Extracted entries
# # # # # # #

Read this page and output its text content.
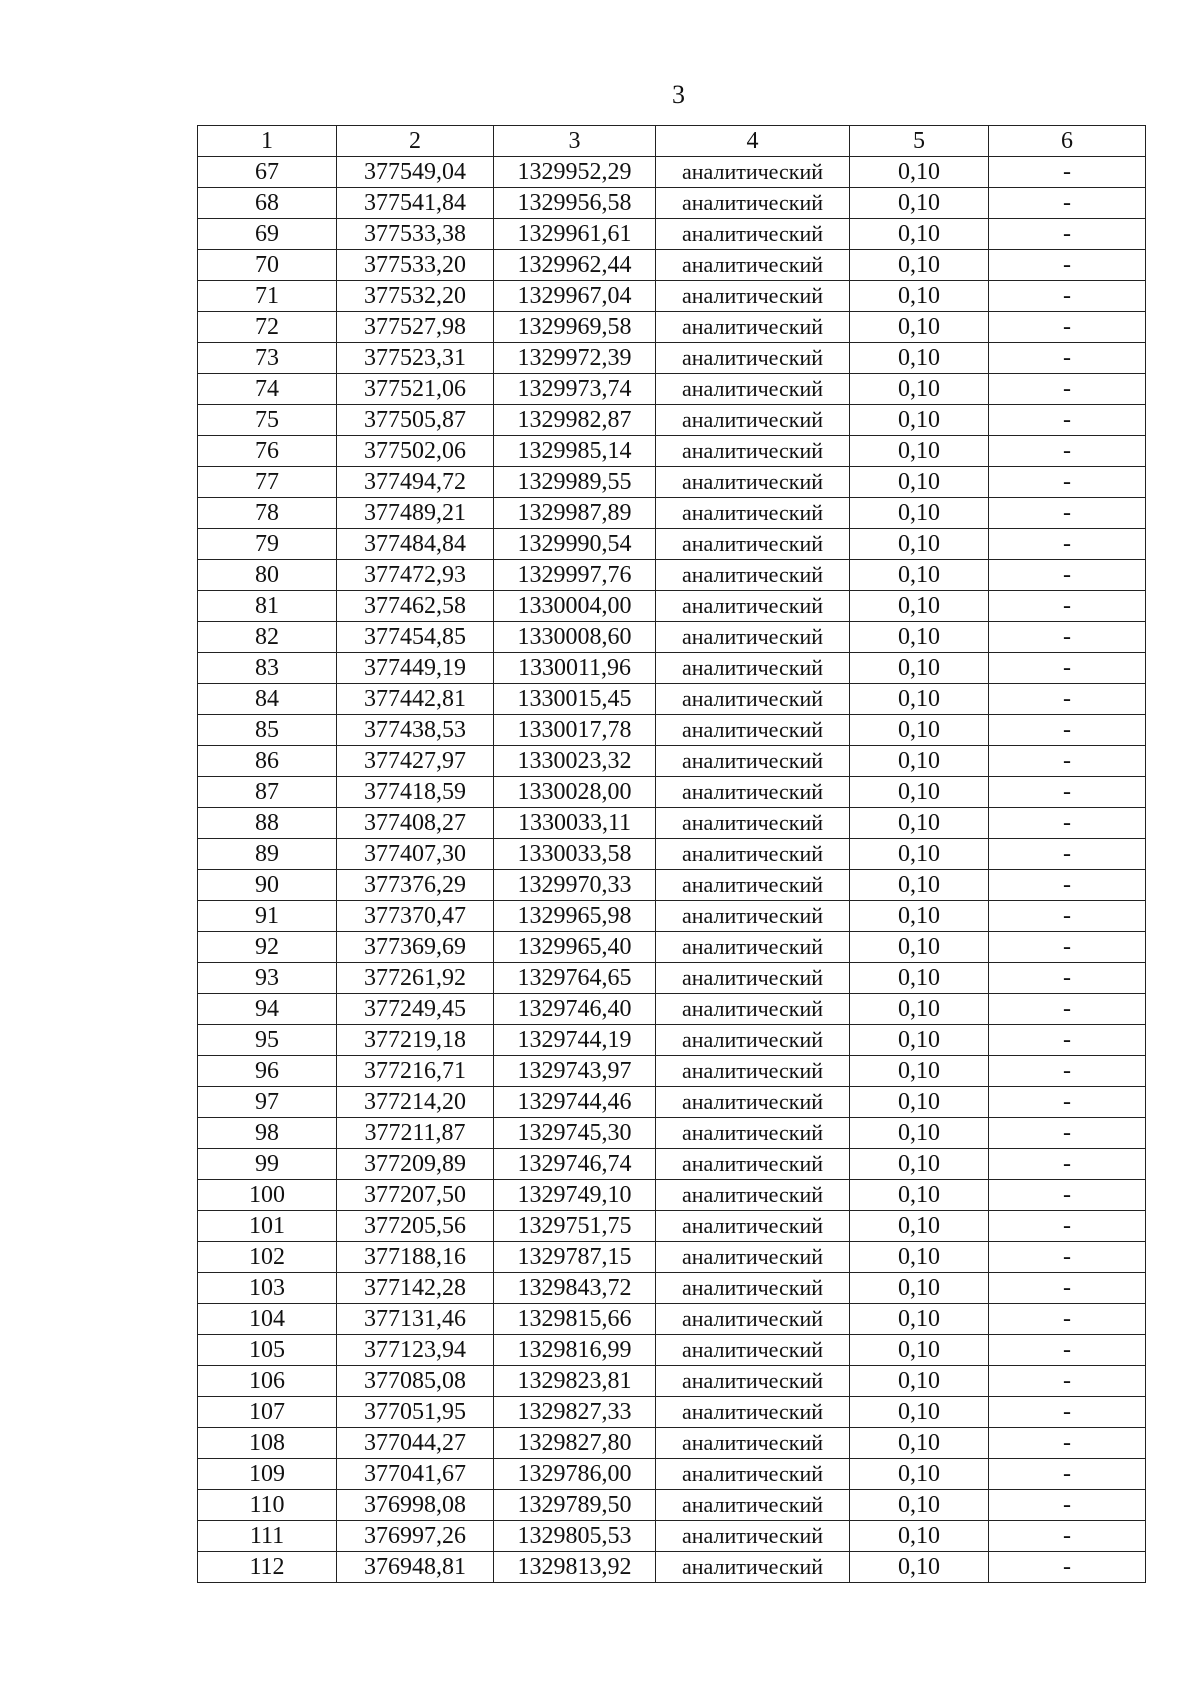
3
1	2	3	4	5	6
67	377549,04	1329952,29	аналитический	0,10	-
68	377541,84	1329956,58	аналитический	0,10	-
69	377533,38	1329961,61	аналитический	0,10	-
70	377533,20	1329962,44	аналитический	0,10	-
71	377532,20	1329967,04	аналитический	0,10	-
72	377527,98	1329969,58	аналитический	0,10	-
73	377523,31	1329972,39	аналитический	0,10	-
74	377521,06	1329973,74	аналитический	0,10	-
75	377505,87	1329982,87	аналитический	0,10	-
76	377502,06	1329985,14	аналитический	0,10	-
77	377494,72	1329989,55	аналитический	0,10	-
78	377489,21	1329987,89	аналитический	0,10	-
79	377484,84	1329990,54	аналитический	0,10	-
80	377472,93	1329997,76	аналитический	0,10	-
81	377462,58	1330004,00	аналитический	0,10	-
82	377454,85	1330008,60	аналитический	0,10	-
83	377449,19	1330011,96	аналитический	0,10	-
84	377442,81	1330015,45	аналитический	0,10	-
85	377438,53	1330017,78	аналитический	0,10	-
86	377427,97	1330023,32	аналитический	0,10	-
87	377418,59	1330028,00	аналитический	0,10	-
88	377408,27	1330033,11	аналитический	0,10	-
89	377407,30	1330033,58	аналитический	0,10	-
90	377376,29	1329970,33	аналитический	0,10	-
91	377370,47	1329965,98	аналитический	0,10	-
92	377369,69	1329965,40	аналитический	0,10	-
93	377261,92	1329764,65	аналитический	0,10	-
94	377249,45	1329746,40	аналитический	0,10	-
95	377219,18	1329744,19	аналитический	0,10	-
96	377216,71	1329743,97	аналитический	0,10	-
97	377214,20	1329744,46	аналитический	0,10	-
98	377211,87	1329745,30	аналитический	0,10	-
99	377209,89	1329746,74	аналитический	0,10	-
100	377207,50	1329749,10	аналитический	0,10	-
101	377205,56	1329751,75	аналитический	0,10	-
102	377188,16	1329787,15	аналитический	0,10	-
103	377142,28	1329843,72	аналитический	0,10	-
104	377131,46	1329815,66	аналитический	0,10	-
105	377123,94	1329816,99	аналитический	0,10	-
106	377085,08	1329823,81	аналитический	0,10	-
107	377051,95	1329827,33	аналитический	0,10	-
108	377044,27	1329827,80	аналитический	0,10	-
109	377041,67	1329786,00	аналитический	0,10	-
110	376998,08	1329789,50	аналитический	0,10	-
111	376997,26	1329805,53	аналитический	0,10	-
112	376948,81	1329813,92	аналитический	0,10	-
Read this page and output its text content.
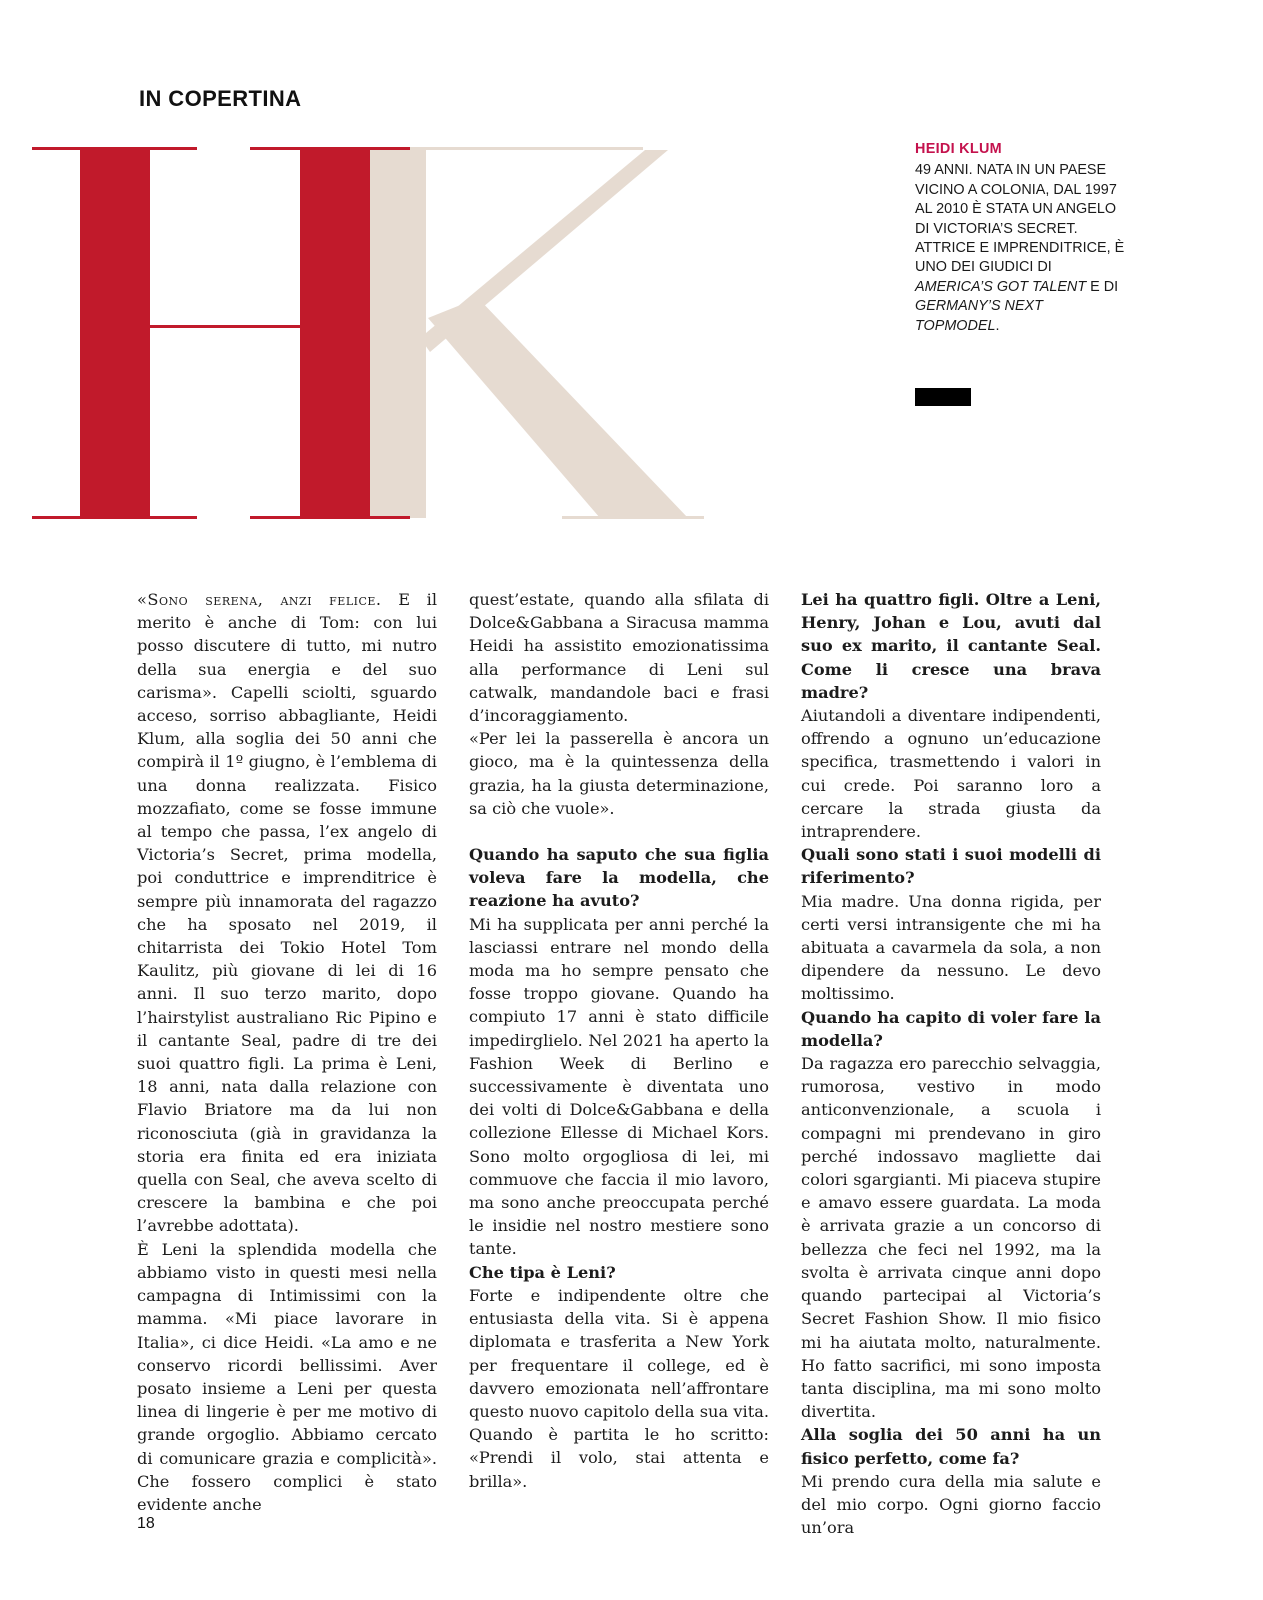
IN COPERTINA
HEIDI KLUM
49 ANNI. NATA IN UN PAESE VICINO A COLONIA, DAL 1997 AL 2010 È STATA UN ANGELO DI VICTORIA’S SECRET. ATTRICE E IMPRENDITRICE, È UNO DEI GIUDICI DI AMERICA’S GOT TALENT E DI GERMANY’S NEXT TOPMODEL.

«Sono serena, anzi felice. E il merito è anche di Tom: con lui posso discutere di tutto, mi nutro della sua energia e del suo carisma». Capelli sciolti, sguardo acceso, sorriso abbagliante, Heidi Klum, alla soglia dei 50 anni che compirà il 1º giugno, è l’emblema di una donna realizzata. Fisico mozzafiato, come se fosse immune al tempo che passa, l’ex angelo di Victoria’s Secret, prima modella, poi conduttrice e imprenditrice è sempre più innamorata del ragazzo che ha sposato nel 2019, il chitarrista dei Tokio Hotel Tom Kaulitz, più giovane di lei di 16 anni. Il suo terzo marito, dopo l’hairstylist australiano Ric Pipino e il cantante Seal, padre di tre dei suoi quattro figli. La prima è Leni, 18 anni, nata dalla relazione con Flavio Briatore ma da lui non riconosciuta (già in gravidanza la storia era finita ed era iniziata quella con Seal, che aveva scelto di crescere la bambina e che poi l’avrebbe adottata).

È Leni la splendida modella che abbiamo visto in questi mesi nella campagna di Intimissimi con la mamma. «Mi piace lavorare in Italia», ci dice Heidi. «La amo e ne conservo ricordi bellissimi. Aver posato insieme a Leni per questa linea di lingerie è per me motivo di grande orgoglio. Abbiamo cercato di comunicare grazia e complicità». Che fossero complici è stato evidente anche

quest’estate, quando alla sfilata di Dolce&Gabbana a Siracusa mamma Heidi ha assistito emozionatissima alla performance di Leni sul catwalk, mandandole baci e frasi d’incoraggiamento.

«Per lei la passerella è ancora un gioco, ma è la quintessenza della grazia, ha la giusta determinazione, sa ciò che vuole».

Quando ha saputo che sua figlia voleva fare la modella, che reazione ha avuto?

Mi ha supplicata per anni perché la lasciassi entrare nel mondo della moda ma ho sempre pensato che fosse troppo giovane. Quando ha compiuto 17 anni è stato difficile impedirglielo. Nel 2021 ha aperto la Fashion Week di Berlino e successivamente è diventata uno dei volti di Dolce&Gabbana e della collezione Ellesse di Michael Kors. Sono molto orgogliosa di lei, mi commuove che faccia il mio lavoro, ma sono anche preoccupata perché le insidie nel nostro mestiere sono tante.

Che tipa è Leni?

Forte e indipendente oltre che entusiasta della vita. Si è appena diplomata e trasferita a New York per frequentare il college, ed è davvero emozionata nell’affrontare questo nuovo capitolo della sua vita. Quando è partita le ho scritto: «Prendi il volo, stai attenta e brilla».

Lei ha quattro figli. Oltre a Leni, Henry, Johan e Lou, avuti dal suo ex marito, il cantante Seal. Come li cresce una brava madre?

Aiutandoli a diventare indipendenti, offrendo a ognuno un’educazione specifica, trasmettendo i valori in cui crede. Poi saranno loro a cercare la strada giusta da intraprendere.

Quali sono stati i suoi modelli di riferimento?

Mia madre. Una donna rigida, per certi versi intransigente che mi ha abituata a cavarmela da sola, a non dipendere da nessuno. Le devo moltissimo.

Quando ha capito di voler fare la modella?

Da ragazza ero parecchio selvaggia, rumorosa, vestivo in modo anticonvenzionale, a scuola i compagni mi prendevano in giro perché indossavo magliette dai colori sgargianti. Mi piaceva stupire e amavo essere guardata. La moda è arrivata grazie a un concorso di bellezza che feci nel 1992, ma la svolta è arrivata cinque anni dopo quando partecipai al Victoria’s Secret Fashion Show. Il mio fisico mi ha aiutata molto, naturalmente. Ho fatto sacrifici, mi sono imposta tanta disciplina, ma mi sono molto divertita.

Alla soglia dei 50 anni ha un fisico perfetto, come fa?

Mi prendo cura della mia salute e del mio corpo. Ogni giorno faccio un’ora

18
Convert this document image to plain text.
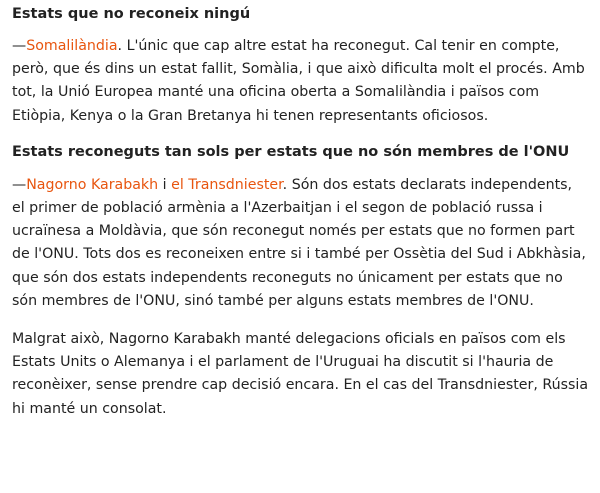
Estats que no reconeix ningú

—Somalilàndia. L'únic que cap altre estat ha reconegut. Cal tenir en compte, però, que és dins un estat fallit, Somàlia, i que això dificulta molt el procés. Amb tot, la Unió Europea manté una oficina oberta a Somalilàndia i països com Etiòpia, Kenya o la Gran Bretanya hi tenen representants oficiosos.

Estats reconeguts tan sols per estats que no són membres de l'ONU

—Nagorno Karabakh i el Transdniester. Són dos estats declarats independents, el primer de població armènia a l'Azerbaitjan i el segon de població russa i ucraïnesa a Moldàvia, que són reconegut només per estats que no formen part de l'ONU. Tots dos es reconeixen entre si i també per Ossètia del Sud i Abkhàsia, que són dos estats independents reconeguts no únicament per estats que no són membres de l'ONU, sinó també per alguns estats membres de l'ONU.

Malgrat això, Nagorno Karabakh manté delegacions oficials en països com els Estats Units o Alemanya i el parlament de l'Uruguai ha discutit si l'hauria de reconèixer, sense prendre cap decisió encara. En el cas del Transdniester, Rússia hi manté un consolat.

# # # # # # #

Requirement
Reproduce the lines above, exactly and exclusively, from the line containing "Convert this document image to plain text." down to the last line, both included; pictures are not part of the copy.

Response
Convert this document image to plain text.
Estats que no reconeix ningú

—Somalilàndia. L'únic que cap altre estat ha reconegut. Cal tenir en compte, però, que és dins un estat fallit, Somàlia, i que això dificulta molt el procés. Amb tot, la Unió Europea manté una oficina oberta a Somalilàndia i països com Etiòpia, Kenya o la Gran Bretanya hi tenen representants oficiosos.

Estats reconeguts tan sols per estats que no són membres de l'ONU

—Nagorno Karabakh i el Transdniester. Són dos estats declarats independents, el primer de població armènia a l'Azerbaitjan i el segon de població russa i ucraïnesa a Moldàvia, que són reconegut només per estats que no formen part de l'ONU. Tots dos es reconeixen entre si i també per Ossètia del Sud i Abkhàsia, que són dos estats independents reconeguts no únicament per estats que no són membres de l'ONU, sinó també per alguns estats membres de l'ONU.

Malgrat això, Nagorno Karabakh manté delegacions oficials en països com els Estats Units o Alemanya i el parlament de l'Uruguai ha discutit si l'hauria de reconèixer, sense prendre cap decisió encara. En el cas del Transdniester, Rússia hi manté un consolat.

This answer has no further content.